* [Text block]:

Nanoscale proteomics.

Abstract

Efforts to develop a liquid chromatography (LC)/mass spectrometry (MS) technology for ultra-sensitive proteomics studies (i.e., nanoscale proteomics) are described. The approach combines high-efficiency nanoscale LC (separation peak capacity of approximately 10(3); 15-microm-i.d. packed capillaries with flow rates of 20 nL min(-1), the optimal separation linear velocity) with advanced MS, including high-sensitivity and high-resolution Fourier transform ion cyclotron resonance MS, to perform both single-stage MS and tandem MS (MS/MS) proteomic analyses. The technology enables broad protein identification from nanogram-size proteomics samples and allows the characterization of more abundant proteins from sub-picogram-size samples. Protein identification in such studies using MS is demonstrated from <75 zeptomole of a protein. The average proteome measurement throughput is approximately 50 proteins h(-1) using MS/MS during separations, presently requiring approximately 3 h sample(-1). Greater throughput (approximately 300 proteins h(-1)) and improved detection limits providing more comprehensive proteome coverage can be obtained by using the "accurate mass and time" tag approach developed in our laboratory. This approach provides a dynamic range of at least 10(6) for protein relative abundances and an improved basis for quantitation. These capabilities lay the foundation for studies from single or limited numbers of cells.

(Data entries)
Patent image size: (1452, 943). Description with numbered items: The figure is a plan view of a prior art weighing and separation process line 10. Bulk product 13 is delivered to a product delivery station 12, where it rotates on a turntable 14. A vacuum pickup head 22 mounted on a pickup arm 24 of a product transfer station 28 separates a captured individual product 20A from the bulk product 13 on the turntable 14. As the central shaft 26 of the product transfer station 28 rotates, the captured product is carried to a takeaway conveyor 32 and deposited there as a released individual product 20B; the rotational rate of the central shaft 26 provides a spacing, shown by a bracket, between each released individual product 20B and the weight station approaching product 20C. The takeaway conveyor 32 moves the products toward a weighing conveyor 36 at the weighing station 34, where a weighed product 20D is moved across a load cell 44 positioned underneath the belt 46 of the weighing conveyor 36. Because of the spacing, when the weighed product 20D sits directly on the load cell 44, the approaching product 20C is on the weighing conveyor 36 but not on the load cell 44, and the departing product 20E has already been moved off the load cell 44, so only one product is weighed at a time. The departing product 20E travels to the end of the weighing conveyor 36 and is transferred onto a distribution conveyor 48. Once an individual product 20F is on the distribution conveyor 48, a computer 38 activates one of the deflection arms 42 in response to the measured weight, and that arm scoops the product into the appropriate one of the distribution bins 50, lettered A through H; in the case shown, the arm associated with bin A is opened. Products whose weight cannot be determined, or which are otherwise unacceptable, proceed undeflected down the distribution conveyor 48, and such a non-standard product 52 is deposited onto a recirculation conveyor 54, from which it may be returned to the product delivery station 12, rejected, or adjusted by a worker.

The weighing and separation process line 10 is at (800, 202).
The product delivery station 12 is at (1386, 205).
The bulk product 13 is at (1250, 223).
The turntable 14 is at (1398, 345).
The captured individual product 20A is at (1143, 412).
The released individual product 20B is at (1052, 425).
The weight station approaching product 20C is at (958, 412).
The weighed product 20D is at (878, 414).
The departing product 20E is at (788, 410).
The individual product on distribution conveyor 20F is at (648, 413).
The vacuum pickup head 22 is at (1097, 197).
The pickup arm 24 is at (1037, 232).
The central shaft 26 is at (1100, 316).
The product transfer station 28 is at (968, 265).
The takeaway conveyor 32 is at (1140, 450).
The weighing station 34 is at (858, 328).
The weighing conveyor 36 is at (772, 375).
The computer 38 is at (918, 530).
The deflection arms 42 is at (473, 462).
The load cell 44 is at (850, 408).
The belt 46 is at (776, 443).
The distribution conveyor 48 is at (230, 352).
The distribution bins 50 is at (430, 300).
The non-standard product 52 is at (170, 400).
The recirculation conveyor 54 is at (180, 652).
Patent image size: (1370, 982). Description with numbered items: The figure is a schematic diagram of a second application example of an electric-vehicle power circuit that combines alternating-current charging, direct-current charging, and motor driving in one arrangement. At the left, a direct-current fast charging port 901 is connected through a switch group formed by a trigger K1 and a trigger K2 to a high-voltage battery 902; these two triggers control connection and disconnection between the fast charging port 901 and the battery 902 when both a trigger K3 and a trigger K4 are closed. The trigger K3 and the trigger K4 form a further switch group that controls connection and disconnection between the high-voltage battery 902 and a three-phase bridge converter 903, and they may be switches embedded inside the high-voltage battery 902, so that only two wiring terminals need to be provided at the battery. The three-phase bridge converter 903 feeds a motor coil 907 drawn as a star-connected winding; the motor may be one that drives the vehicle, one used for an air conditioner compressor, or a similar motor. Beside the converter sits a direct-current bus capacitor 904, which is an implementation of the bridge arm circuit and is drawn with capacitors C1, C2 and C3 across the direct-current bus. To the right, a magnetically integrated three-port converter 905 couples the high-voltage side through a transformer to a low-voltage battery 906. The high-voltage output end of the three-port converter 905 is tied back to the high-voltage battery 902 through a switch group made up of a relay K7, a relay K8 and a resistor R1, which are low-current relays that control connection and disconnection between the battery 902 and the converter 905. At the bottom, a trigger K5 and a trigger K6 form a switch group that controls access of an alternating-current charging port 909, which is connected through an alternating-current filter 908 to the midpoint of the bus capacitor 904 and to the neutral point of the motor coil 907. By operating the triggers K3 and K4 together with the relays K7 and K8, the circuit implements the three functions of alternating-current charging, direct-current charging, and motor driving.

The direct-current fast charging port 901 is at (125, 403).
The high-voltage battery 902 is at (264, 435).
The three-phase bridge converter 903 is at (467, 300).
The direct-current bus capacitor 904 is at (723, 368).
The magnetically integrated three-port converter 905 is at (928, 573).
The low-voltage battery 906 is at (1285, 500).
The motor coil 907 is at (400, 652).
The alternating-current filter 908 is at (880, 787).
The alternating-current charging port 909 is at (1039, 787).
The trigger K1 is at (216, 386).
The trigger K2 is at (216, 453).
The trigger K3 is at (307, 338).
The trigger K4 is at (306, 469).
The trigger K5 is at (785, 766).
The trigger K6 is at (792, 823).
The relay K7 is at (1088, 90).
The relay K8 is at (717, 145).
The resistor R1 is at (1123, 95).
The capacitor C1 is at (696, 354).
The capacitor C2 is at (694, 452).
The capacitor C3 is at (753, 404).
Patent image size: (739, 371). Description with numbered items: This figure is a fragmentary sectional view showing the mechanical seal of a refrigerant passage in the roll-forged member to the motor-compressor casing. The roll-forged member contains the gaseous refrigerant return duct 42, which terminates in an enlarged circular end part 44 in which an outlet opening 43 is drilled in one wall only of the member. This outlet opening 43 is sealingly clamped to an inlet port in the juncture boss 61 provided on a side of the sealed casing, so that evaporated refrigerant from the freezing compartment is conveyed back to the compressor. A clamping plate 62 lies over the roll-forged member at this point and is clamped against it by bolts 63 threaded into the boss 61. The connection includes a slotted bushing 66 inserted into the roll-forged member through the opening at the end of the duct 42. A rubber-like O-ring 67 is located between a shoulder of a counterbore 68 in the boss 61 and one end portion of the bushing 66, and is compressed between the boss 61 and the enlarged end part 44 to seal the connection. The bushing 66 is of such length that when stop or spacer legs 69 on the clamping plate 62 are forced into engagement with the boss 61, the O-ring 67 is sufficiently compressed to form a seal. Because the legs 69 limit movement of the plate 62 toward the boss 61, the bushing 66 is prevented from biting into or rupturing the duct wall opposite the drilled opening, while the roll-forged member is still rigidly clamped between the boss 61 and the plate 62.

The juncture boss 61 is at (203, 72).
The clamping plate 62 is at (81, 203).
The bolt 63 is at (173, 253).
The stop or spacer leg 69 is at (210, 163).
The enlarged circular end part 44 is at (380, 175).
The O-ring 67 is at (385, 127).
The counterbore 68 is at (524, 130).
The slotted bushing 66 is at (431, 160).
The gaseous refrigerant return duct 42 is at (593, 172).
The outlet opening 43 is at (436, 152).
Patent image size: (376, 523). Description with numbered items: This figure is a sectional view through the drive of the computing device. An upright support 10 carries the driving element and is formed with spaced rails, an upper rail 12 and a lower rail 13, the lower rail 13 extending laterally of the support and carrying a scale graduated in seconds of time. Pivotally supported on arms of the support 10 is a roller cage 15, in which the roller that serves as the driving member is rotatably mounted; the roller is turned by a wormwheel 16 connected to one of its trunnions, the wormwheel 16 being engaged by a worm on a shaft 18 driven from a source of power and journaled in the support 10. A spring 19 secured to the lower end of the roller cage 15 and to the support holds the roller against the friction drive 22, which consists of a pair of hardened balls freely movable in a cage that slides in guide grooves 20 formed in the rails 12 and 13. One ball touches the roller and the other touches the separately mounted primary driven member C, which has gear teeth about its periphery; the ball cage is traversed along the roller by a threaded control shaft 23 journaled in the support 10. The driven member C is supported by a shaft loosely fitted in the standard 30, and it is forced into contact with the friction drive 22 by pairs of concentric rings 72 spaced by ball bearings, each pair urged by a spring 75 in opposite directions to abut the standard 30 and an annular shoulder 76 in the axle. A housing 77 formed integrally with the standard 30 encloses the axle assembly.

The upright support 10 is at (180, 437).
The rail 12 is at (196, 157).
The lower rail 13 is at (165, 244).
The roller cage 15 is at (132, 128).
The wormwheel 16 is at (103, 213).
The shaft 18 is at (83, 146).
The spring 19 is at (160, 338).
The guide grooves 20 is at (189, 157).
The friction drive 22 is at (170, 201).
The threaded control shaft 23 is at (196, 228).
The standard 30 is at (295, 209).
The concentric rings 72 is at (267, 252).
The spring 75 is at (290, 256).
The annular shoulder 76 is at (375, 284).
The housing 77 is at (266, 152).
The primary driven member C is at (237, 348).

* [How to complete this task]: Please list every numerical value given in the nanoscale proteomics abstract, each with what it describes. The listing is separate material and has no connection to the abstract on nanoscale proteomics.

* [Answer box]:
- Approximately 10³: the separation peak capacity of the nanoscale LC
- 15 µm: the inner diameter of the packed capillaries
- 20 nL/min: the flow rate, the optimal separation linear velocity
- Less than 75 zeptomole: the amount of a protein from which identification is demonstrated
- Approximately 50 proteins per hour: the average proteome measurement throughput using MS/MS during separations
- Approximately 3 hours per sample: the time the MS/MS approach presently requires
- Approximately 300 proteins per hour: the greater throughput obtained with the "accurate mass and time" tag approach
- At least 10⁶: the dynamic range for protein relative abundances that the "accurate mass and time" tag approach provides